ÉNONCÉ DE LA TÂCHE
Indiquez si chacune des affirmations 1., 2. et 3. concorde avec le texte sur le projet de région sunnite en Irak, en répondant par oui ou par non et en citant textuellement les mots qui tranchent.
1. L’idée de découper une région sunnite remonte à une proposition faite en 2007.
2. La zone tampon sunnite envisagée se situerait dans l’est de l’Irak.
3. Le haut responsable chiite irakien s’est exprimé auprès de MEE en donnant son nom.

Irak : les États-Unis cherchent à créer un État sunnite pour contrer le déclin de leur influence
Au pied du mur et en perte d’influence, les États-Unis ont prôné au cours des dernières semaines un plan visant à créer une région sunnite autonome dans l’ouest de l’Irak, ont déclaré des responsables des deux pays à Middle East Eye.
Selon eux, l’initiative des États-Unis fait suite aux efforts déployés par les partis chiites irakiens pour expulser les troupes américaines de leur pays.
L’Irak constitue un pont terrestre stratégique entre l’Iran et ses alliés en Syrie, au Liban et en Palestine.
L’établissement d’une zone tampon sunnite sous contrôle américain dans l’ouest de l’Irak empêcherait l’Iran d’utiliser les voies terrestres menant en Syrie et d’accéder aux rives orientales de la Méditerranée.
Pour Washington, l’idée de découper une région sunnite remonte à une proposition faite en 2007 par Joe Biden, actuellement en lice pour être le candidat du Parti démocrate à la présidence.
« La création d’une région sunnite a toujours été une option pour les États-Unis. Ils ne peuvent pas laisser les Iraniens accéder à la mer Méditerranée ou bénéficier du pont terrestre qui les relie au Hezbollah »
– Un ancien responsable américain
L’objectif espéré était de renforcer le contrôle américain sur l’Irak et d’assurer la protection des sunnites pendant le conflit civil sectaire de 2006-2008, au cours duquel des dizaines de milliers d’Irakiens innocents issus des communautés sunnite et chiite ont été massacrés.
Néanmoins, l’opposition à la division de l’Irak selon des lignes sectaires et ethniques ainsi que l’insistance des Américains en faveur d’un pays uni ont reporté sa mise en œuvre jusqu’à présent.
Les efforts déployés dans le but d’expulser les troupes américaines ont désormais donné un nouveau souffle au projet et la création d’une région sunnite n’est qu’une des options envisagées par Washington pour contrer la pression iranienne, a déclaré à MEE un haut responsable chiite irakien, sous couvert d’anonymat.

(Listes des régions et des libellés)
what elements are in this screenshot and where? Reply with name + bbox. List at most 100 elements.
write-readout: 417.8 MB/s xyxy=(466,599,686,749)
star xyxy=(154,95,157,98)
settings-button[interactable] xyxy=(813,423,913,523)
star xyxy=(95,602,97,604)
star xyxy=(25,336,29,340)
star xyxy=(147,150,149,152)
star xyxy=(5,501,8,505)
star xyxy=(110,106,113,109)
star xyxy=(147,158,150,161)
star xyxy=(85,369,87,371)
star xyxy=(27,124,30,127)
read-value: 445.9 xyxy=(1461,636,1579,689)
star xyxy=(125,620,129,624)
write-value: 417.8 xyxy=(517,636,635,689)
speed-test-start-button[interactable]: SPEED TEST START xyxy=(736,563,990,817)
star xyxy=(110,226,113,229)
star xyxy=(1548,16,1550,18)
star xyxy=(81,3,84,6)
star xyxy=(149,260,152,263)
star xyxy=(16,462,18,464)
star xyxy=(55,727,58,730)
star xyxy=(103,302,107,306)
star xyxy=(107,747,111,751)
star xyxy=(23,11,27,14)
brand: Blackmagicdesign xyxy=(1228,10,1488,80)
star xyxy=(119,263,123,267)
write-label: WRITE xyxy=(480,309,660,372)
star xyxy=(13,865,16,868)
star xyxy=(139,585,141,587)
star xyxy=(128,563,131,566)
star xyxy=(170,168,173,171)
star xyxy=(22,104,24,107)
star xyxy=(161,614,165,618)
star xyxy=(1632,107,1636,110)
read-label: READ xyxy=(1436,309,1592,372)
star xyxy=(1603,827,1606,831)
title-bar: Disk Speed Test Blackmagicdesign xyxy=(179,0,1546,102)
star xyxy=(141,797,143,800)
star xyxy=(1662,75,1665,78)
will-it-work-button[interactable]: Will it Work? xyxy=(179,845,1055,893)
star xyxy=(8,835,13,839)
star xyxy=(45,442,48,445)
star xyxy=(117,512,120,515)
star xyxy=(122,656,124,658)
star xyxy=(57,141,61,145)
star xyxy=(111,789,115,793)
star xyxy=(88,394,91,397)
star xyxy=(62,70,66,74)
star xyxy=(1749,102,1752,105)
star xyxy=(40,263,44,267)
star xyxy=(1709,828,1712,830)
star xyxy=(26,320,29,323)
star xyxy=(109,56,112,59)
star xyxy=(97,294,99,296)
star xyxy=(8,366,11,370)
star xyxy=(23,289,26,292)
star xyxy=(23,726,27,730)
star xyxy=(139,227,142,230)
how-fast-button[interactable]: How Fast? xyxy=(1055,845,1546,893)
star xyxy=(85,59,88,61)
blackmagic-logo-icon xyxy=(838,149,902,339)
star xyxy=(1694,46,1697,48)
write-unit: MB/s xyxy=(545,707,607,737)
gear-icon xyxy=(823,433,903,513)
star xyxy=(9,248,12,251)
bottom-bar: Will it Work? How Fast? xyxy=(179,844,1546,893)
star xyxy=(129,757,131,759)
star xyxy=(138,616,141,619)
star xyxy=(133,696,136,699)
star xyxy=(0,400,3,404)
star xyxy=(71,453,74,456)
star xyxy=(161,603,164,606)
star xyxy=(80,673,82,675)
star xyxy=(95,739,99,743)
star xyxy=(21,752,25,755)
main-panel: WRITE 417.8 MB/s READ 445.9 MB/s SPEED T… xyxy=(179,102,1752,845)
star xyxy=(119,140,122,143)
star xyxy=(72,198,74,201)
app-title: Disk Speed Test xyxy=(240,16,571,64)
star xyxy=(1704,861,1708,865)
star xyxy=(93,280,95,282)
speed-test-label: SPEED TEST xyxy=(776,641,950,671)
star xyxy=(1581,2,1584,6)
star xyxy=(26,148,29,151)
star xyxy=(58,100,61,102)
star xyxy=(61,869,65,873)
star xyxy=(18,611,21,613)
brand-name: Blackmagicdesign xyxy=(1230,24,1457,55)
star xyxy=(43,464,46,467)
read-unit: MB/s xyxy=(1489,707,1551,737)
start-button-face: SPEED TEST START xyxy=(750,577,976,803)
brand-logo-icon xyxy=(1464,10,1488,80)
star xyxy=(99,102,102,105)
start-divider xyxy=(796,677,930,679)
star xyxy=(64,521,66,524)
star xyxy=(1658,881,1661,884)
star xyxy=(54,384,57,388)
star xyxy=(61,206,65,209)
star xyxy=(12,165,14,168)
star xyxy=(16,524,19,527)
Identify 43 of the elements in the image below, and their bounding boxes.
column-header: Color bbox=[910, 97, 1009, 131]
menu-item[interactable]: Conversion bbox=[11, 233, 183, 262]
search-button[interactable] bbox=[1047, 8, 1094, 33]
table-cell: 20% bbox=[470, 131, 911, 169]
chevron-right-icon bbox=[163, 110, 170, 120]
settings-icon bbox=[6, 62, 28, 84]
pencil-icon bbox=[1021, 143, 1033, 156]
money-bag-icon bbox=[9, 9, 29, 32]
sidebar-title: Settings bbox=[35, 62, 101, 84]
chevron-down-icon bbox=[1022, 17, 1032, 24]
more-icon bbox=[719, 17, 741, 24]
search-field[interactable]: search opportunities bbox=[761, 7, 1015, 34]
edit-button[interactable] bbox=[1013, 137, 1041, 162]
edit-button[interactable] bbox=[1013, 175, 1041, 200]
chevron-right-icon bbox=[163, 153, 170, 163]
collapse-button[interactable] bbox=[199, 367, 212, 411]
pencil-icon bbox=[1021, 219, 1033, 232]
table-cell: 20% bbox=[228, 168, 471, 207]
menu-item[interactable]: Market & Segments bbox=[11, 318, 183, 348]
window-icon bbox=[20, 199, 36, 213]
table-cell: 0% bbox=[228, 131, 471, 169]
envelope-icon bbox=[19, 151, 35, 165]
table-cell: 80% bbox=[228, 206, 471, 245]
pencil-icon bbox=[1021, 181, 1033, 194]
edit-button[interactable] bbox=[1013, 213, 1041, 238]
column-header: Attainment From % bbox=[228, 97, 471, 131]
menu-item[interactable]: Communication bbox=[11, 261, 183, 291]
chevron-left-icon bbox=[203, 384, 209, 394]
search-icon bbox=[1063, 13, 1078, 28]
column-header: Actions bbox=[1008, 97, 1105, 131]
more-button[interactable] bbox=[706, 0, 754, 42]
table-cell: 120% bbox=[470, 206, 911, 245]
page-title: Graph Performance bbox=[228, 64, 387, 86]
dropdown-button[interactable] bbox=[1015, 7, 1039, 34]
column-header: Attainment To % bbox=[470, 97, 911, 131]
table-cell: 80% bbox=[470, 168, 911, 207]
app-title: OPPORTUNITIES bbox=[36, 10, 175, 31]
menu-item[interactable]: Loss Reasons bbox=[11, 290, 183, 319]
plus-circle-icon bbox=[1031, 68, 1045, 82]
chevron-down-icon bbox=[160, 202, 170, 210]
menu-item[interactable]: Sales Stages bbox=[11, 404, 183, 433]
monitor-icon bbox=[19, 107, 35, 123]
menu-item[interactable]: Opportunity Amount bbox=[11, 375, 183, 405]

RÉPONSE RÉDIGÉE
1. Oui : « remonte à une proposition faite en 2007 par Joe Biden »
2. Non : « une zone tampon sunnite sous contrôle américain dans l’ouest de l’Irak »
3. Non : « sous couvert d’anonymat »